--- begin Provided records ---
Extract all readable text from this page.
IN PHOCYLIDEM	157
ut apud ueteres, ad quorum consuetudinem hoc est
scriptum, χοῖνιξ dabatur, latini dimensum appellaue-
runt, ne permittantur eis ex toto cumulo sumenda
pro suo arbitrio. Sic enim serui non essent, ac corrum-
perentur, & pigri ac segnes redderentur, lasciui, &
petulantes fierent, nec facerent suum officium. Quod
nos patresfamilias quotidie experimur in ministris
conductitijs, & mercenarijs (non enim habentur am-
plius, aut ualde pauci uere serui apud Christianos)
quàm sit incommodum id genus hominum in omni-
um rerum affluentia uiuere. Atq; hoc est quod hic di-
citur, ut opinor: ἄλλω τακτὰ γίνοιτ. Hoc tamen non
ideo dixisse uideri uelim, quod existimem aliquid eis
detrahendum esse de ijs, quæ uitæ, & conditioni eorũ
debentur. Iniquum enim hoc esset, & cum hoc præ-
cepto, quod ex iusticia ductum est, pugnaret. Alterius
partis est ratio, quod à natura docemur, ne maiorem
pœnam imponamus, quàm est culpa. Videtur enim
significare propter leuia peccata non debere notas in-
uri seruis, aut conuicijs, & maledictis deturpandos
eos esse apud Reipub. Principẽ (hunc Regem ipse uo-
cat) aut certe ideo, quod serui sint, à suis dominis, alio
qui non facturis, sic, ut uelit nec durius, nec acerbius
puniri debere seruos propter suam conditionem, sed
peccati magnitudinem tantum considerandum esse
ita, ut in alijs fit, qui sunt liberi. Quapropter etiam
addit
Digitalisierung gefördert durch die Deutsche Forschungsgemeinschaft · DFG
--- end Provided records ---
* Directive
Please set down the whole listing above without altering a single line.

* Result
Extract all readable text from this page.
IN PHOCYLIDEM	157
ut apud ueteres, ad quorum consuetudinem hoc est
scriptum, χοῖνιξ dabatur, latini dimensum appellaue-
runt, ne permittantur eis ex toto cumulo sumenda
pro suo arbitrio. Sic enim serui non essent, ac corrum-
perentur, & pigri ac segnes redderentur, lasciui, &
petulantes fierent, nec facerent suum officium. Quod
nos patresfamilias quotidie experimur in ministris
conductitijs, & mercenarijs (non enim habentur am-
plius, aut ualde pauci uere serui apud Christianos)
quàm sit incommodum id genus hominum in omni-
um rerum affluentia uiuere. Atq; hoc est quod hic di-
citur, ut opinor: ἄλλω τακτὰ γίνοιτ. Hoc tamen non
ideo dixisse uideri uelim, quod existimem aliquid eis
detrahendum esse de ijs, quæ uitæ, & conditioni eorũ
debentur. Iniquum enim hoc esset, & cum hoc præ-
cepto, quod ex iusticia ductum est, pugnaret. Alterius
partis est ratio, quod à natura docemur, ne maiorem
pœnam imponamus, quàm est culpa. Videtur enim
significare propter leuia peccata non debere notas in-
uri seruis, aut conuicijs, & maledictis deturpandos
eos esse apud Reipub. Principẽ (hunc Regem ipse uo-
cat) aut certe ideo, quod serui sint, à suis dominis, alio
qui non facturis, sic, ut uelit nec durius, nec acerbius
puniri debere seruos propter suam conditionem, sed
peccati magnitudinem tantum considerandum esse
ita, ut in alijs fit, qui sunt liberi. Quapropter etiam
addit
Digitalisierung gefördert durch die Deutsche Forschungsgemeinschaft · DFG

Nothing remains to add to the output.